> _Data for this exercise_:

================

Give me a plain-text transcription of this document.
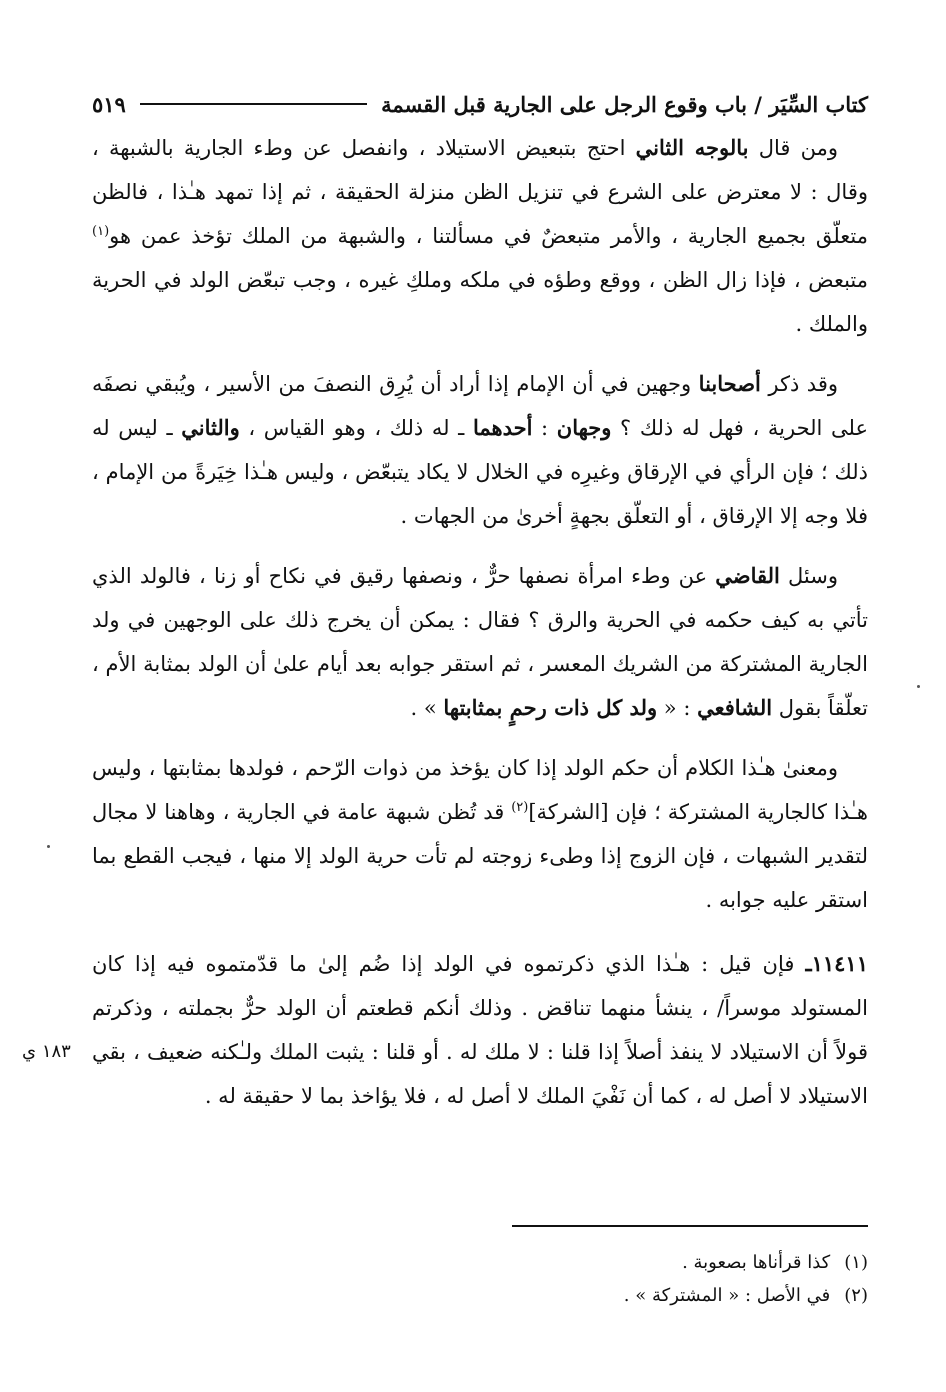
كتاب السِّيَر / باب وقوع الرجل على الجارية قبل القسمة
٥١٩

ومن قال بالوجه الثاني احتج بتبعيض الاستيلاد ، وانفصل عن وطء الجارية بالشبهة ، وقال : لا معترض على الشرع في تنزيل الظن منزلة الحقيقة ، ثم إذا تمهد هـٰذا ، فالظن متعلّق بجميع الجارية ، والأمر متبعضٌ في مسألتنا ، والشبهة من الملك تؤخذ عمن هو$^{(١)}$ متبعض ، فإذا زال الظن ، ووقع وطؤه في ملكه وملكِ غيره ، وجب تبعّض الولد في الحرية والملك .

وقد ذكر أصحابنا وجهين في أن الإمام إذا أراد أن يُرِق النصفَ من الأسير ، ويُبقي نصفَه على الحرية ، فهل له ذلك ؟ وجهان : أحدهما ـ له ذلك ، وهو القياس ، والثاني ـ ليس له ذلك ؛ فإن الرأي في الإرقاق وغيرِه في الخلال لا يكاد يتبعّض ، وليس هـٰذا خِيَرةً من الإمام ، فلا وجه إلا الإرقاق ، أو التعلّق بجهةٍ أخرىٰ من الجهات .

وسئل القاضي عن وطء امرأة نصفها حرٌّ ، ونصفها رقيق في نكاح أو زنا ، فالولد الذي تأتي به كيف حكمه في الحرية والرق ؟ فقال : يمكن أن يخرج ذلك على الوجهين في ولد الجارية المشتركة من الشريك المعسر ، ثم استقر جوابه بعد أيام علىٰ أن الولد بمثابة الأم ، تعلّقاً بقول الشافعي : « ولد كل ذات رحمٍ بمثابتها » .

ومعنىٰ هـٰذا الكلام أن حكم الولد إذا كان يؤخذ من ذوات الرّحم ، فولدها بمثابتها ، وليس هـٰذا كالجارية المشتركة ؛ فإن [الشركة]$^{(٢)}$ قد تُظن شبهة عامة في الجارية ، وهاهنا لا مجال لتقدير الشبهات ، فإن الزوج إذا وطىء زوجته لم تأت حرية الولد إلا منها ، فيجب القطع بما استقر عليه جوابه .

١١٤١١ـ فإن قيل : هـٰذا الذي ذكرتموه في الولد إذا ضُم إلىٰ ما قدّمتموه فيه إذا كان المستولد موسراً/ ، ينشأ منهما تناقض . وذلك أنكم قطعتم أن الولد حرٌّ بجملته ، وذكرتم قولاً أن الاستيلاد لا ينفذ أصلاً إذا قلنا : لا ملك له . أو قلنا : يثبت الملك ولـٰكنه ضعيف ، بقي الاستيلاد لا أصل له ، كما أن نَفْيَ الملك لا أصل له ، فلا يؤاخذ بما لا حقيقة له .

١٨٣ ي
(١)كذا قرأناها بصعوبة .
(٢)في الأصل : « المشتركة » .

================

> _Task instructions_: Copy every line from the records above that contains the word "الاستيلاد".

> _Written answer_:
ومن قال بالوجه الثاني احتج بتبعيض الاستيلاد ، وانفصل عن وطء الجارية بالشبهة ، وقال : لا معترض على الشرع في تنزيل الظن منزلة الحقيقة ، ثم إذا تمهد هـٰذا ، فالظن متعلّق بجميع الجارية ، والأمر متبعضٌ في مسألتنا ، والشبهة من الملك تؤخذ عمن هو$^{(١)}$ متبعض ، فإذا زال الظن ، ووقع وطؤه في ملكه وملكِ غيره ، وجب تبعّض الولد في الحرية والملك .
١١٤١١ـ فإن قيل : هـٰذا الذي ذكرتموه في الولد إذا ضُم إلىٰ ما قدّمتموه فيه إذا كان المستولد موسراً/ ، ينشأ منهما تناقض . وذلك أنكم قطعتم أن الولد حرٌّ بجملته ، وذكرتم قولاً أن الاستيلاد لا ينفذ أصلاً إذا قلنا : لا ملك له . أو قلنا : يثبت الملك ولـٰكنه ضعيف ، بقي الاستيلاد لا أصل له ، كما أن نَفْيَ الملك لا أصل له ، فلا يؤاخذ بما لا حقيقة له .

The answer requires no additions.